Задания для выполнения
1 > Кто, согласно тексту о событиях в Каракалпакстане, выступил инициаторами протеста в данном случае?
2 > Продолжите текст о событиях в Каракалпакстане с того места, где он заканчивается.

Предложенный текст
Здесь и возникает проблема. Отдача внесения поправок в полное ведение парламента столкнулась с тем, что этот парламент не привык работать самостоятельно. В нем не отработаны аналитические структуры, осуществляющие экспертизу принимаемых решений. Они привыкли полагаться на президентскую и правительственную экспертизу, поэтому просто не стали делать свою.

Второй момент — это проблема самого формирования парламента и вообще формирования ветвей власти. Во всех постсоветских республиках существует оторванность власти от населения, у которого практически нет реальных механизмов передачи своих интересов и установок для всех ее ветвей. В результате наши ветви власти сформировали некую свою мифическую реальность. Они живут в ней, и она, к сожалению, не пересекается с той реальностью, которую сформировало себе население. Их решения зачастую не учитывают, какую реакцию они вызовут в народе.

Почему вопрос суверенитета Каракалпакстана потребовалось поднимать именно сейчас

Мне кажется, что это решение было вполне обосновано, здесь есть свой пласт рациональности. Странно звучит статья конституции, в которой говорится, что Каракалпакстан является суверенной республикой в составе Узбекистана. И самая главная проблема заключается в том, что Каракалпакстан может выйти из состава Узбекистана на основании решения референдума. Это очень серьезная мина под целостностью Узбекистана.

Мы совершенно спокойно можем представить ситуацию, когда люди выступят за такой референдум, получат какой-то результат, положительный или отрицательный. Но это очень серьезно дестабилизирует положение в стране. Ведь хотя де-юре Каракалпакстан — суверенное государство, де-факто он таковым не является. Это вопрос валюты и банковской деятельности, это вопрос системы образования и коммуникаций, и все эти проблемы связывают его с Узбекистаном. Невозможно взять и оторвать его.

Каракалпакстан находится в гораздо худшей ситуации, чем субъекты Российской Федерации. Даже постановка вопроса разрыва этих связей будет создавать очень серьезные проблемы. Тем более что мы вынуждены вспомнить контекст, который сформировался для наших стран в 2014 году, и это действительно проблема.

Более того, в этом плане мы можем говорить не только о России. У нас могут возникнуть и какие-то другие силы, которые захотят разыграть карту сепаратизма, что формирует определенные риски в том контексте, который мы сейчас видим.

Поэтому постановка вопроса рациональна. Другое дело, что его надо было просчитывать, обсуждать. Мы столкнулись с тем, что населению Каракалпакстана даже не было четко объяснено, что эти поправки еще никуда не внесены, а только вынесены на обсуждение.

Насколько адекватны были действия властей и существовало ли внешнее влияние на ситуацию

ORDA / Telegram

Это был безусловно локальный протест простого населения. Как правило, в нашей стране в качестве инициаторов таких действий выступает гуманитарная интеллигенция. В данном случае это были журналисты. Я полагаю, что побуждения у них были самые благие. Но, к сожалению, мы видим, что в ситуации той политической культуры, которая у нас имеется, отсутствия опыта выстраивания и отстаивания своих интересов, все подобные митинги, насколько бы мирно они не начинались, переходят, к сожалению, в насильственную фазу. Ни сами участники этих митингов, ни правоохранительные органы не готовы в полной мере работать в ненасильственной форме. Мы видели это в Казахстане. Сейчас, увы, увидели в Каракалпакстане. Жертвы есть, и это очень плохо.

Исходные данные
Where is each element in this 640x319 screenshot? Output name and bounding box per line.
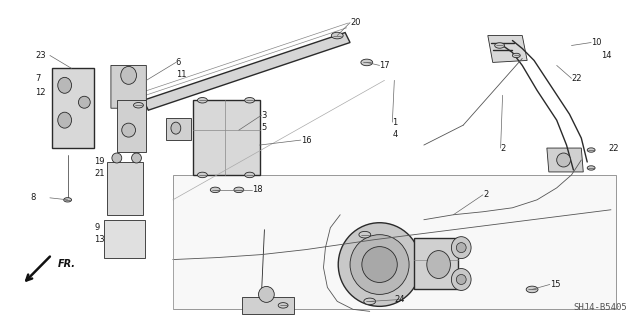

Ответы к заданиям
1 > Журналисты.

2 >
Говорить о каком-то целенаправленном внешнем влиянии на эти события я бы не стал, хотя тот же самый Мирзиёев сказал, что оно возможно. Но мне кажется, что он имел в виду духовное влияние, когда стали появляться какие-то видеоролики и оценки событий, построенные на идеологических шаблонах, согласно которым все, что в нашей стране делает правительство — плохо. Или наоборот, мол, власти все белые и пушистые, а вот население абсолютно неразумно. Якобы прилетел к ним на голубом вертолете какой-нибудь там Джордж Сорос, дал денег и все вышли на митинг. Это же неуважение к населению, которое у нас достаточно высокообразованное и понимает свои интересы.

Оценить действия властей я сейчас не могу, потому что информации крайне мало. Конечно, можно четко говорить, что есть жертвы и среди населения, и среди силовиков. Значит, ситуация была отработана не совсем качественно.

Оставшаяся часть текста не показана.